> _Exercise aim_
Quote the whole listing verbatim.

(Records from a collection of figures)
______________________________
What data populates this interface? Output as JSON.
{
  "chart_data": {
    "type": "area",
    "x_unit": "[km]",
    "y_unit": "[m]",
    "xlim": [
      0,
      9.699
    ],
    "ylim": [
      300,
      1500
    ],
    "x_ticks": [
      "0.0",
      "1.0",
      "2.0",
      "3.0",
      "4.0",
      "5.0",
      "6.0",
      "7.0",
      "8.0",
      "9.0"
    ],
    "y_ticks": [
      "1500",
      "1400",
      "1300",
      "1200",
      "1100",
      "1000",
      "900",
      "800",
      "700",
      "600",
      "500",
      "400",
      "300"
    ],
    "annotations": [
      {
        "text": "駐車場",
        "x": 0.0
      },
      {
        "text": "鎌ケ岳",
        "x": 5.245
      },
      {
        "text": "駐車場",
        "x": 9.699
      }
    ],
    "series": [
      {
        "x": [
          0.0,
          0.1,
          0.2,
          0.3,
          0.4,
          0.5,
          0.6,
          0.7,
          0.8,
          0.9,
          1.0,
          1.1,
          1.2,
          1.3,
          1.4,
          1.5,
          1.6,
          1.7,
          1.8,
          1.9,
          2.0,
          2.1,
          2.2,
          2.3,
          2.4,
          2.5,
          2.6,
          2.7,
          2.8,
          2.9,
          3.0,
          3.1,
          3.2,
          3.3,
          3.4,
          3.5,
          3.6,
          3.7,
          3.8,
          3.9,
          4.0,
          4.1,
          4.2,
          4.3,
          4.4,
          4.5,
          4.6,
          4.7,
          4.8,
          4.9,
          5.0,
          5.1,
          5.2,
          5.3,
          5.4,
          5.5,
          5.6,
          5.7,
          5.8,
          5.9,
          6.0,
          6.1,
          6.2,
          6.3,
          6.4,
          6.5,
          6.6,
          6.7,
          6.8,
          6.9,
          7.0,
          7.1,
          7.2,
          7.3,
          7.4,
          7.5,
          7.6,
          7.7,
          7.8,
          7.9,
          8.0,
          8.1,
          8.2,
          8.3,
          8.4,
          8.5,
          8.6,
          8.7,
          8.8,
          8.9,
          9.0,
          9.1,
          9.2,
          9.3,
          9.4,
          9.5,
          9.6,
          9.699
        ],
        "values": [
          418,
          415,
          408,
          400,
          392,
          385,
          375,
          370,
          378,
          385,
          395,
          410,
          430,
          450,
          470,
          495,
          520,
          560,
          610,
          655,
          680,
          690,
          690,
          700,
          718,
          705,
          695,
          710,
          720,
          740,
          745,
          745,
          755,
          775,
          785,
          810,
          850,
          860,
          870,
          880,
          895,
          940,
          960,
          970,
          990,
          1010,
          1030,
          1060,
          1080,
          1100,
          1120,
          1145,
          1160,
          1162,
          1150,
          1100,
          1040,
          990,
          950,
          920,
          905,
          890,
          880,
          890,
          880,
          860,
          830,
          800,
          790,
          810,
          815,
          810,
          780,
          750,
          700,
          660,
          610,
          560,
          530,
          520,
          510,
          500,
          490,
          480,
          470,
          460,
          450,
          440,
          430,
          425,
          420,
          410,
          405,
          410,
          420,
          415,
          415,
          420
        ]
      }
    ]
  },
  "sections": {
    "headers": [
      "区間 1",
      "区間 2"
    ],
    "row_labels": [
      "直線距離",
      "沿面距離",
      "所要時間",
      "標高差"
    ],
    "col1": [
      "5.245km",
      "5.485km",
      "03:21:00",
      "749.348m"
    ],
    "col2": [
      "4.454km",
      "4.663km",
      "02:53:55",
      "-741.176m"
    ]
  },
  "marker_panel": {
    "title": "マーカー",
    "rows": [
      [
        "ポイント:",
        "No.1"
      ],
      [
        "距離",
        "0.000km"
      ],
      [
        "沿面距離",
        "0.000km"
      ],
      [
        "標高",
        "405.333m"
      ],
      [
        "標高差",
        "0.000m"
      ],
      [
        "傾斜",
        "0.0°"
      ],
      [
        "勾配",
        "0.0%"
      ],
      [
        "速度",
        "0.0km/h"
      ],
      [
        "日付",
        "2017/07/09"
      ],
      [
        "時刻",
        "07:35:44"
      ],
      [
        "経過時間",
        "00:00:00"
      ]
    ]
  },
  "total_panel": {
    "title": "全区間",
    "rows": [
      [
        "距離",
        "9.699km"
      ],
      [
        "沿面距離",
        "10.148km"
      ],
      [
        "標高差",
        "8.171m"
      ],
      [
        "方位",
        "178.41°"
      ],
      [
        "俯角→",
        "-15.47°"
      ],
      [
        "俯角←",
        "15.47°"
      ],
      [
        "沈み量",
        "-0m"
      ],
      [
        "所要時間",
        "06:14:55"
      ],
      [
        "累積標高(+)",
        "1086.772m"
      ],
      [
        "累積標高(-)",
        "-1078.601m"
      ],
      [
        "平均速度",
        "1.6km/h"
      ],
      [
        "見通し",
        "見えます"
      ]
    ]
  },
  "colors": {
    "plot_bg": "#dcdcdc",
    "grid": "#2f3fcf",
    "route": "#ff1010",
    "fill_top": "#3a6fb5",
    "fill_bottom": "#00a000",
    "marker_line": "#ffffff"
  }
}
______________________________
> _Result of the exercise_
What data populates this interface? Output as JSON.
{
  "chart_data": {
    "type": "area",
    "x_unit": "[km]",
    "y_unit": "[m]",
    "xlim": [
      0,
      9.699
    ],
    "ylim": [
      300,
      1500
    ],
    "x_ticks": [
      "0.0",
      "1.0",
      "2.0",
      "3.0",
      "4.0",
      "5.0",
      "6.0",
      "7.0",
      "8.0",
      "9.0"
    ],
    "y_ticks": [
      "1500",
      "1400",
      "1300",
      "1200",
      "1100",
      "1000",
      "900",
      "800",
      "700",
      "600",
      "500",
      "400",
      "300"
    ],
    "annotations": [
      {
        "text": "駐車場",
        "x": 0.0
      },
      {
        "text": "鎌ケ岳",
        "x": 5.245
      },
      {
        "text": "駐車場",
        "x": 9.699
      }
    ],
    "series": [
      {
        "x": [
          0.0,
          0.1,
          0.2,
          0.3,
          0.4,
          0.5,
          0.6,
          0.7,
          0.8,
          0.9,
          1.0,
          1.1,
          1.2,
          1.3,
          1.4,
          1.5,
          1.6,
          1.7,
          1.8,
          1.9,
          2.0,
          2.1,
          2.2,
          2.3,
          2.4,
          2.5,
          2.6,
          2.7,
          2.8,
          2.9,
          3.0,
          3.1,
          3.2,
          3.3,
          3.4,
          3.5,
          3.6,
          3.7,
          3.8,
          3.9,
          4.0,
          4.1,
          4.2,
          4.3,
          4.4,
          4.5,
          4.6,
          4.7,
          4.8,
          4.9,
          5.0,
          5.1,
          5.2,
          5.3,
          5.4,
          5.5,
          5.6,
          5.7,
          5.8,
          5.9,
          6.0,
          6.1,
          6.2,
          6.3,
          6.4,
          6.5,
          6.6,
          6.7,
          6.8,
          6.9,
          7.0,
          7.1,
          7.2,
          7.3,
          7.4,
          7.5,
          7.6,
          7.7,
          7.8,
          7.9,
          8.0,
          8.1,
          8.2,
          8.3,
          8.4,
          8.5,
          8.6,
          8.7,
          8.8,
          8.9,
          9.0,
          9.1,
          9.2,
          9.3,
          9.4,
          9.5,
          9.6,
          9.699
        ],
        "values": [
          418,
          415,
          408,
          400,
          392,
          385,
          375,
          370,
          378,
          385,
          395,
          410,
          430,
          450,
          470,
          495,
          520,
          560,
          610,
          655,
          680,
          690,
          690,
          700,
          718,
          705,
          695,
          710,
          720,
          740,
          745,
          745,
          755,
          775,
          785,
          810,
          850,
          860,
          870,
          880,
          895,
          940,
          960,
          970,
          990,
          1010,
          1030,
          1060,
          1080,
          1100,
          1120,
          1145,
          1160,
          1162,
          1150,
          1100,
          1040,
          990,
          950,
          920,
          905,
          890,
          880,
          890,
          880,
          860,
          830,
          800,
          790,
          810,
          815,
          810,
          780,
          750,
          700,
          660,
          610,
          560,
          530,
          520,
          510,
          500,
          490,
          480,
          470,
          460,
          450,
          440,
          430,
          425,
          420,
          410,
          405,
          410,
          420,
          415,
          415,
          420
        ]
      }
    ]
  },
  "sections": {
    "headers": [
      "区間 1",
      "区間 2"
    ],
    "row_labels": [
      "直線距離",
      "沿面距離",
      "所要時間",
      "標高差"
    ],
    "col1": [
      "5.245km",
      "5.485km",
      "03:21:00",
      "749.348m"
    ],
    "col2": [
      "4.454km",
      "4.663km",
      "02:53:55",
      "-741.176m"
    ]
  },
  "marker_panel": {
    "title": "マーカー",
    "rows": [
      [
        "ポイント:",
        "No.1"
      ],
      [
        "距離",
        "0.000km"
      ],
      [
        "沿面距離",
        "0.000km"
      ],
      [
        "標高",
        "405.333m"
      ],
      [
        "標高差",
        "0.000m"
      ],
      [
        "傾斜",
        "0.0°"
      ],
      [
        "勾配",
        "0.0%"
      ],
      [
        "速度",
        "0.0km/h"
      ],
      [
        "日付",
        "2017/07/09"
      ],
      [
        "時刻",
        "07:35:44"
      ],
      [
        "経過時間",
        "00:00:00"
      ]
    ]
  },
  "total_panel": {
    "title": "全区間",
    "rows": [
      [
        "距離",
        "9.699km"
      ],
      [
        "沿面距離",
        "10.148km"
      ],
      [
        "標高差",
        "8.171m"
      ],
      [
        "方位",
        "178.41°"
      ],
      [
        "俯角→",
        "-15.47°"
      ],
      [
        "俯角←",
        "15.47°"
      ],
      [
        "沈み量",
        "-0m"
      ],
      [
        "所要時間",
        "06:14:55"
      ],
      [
        "累積標高(+)",
        "1086.772m"
      ],
      [
        "累積標高(-)",
        "-1078.601m"
      ],
      [
        "平均速度",
        "1.6km/h"
      ],
      [
        "見通し",
        "見えます"
      ]
    ]
  },
  "colors": {
    "plot_bg": "#dcdcdc",
    "grid": "#2f3fcf",
    "route": "#ff1010",
    "fill_top": "#3a6fb5",
    "fill_bottom": "#00a000",
    "marker_line": "#ffffff"
  }
}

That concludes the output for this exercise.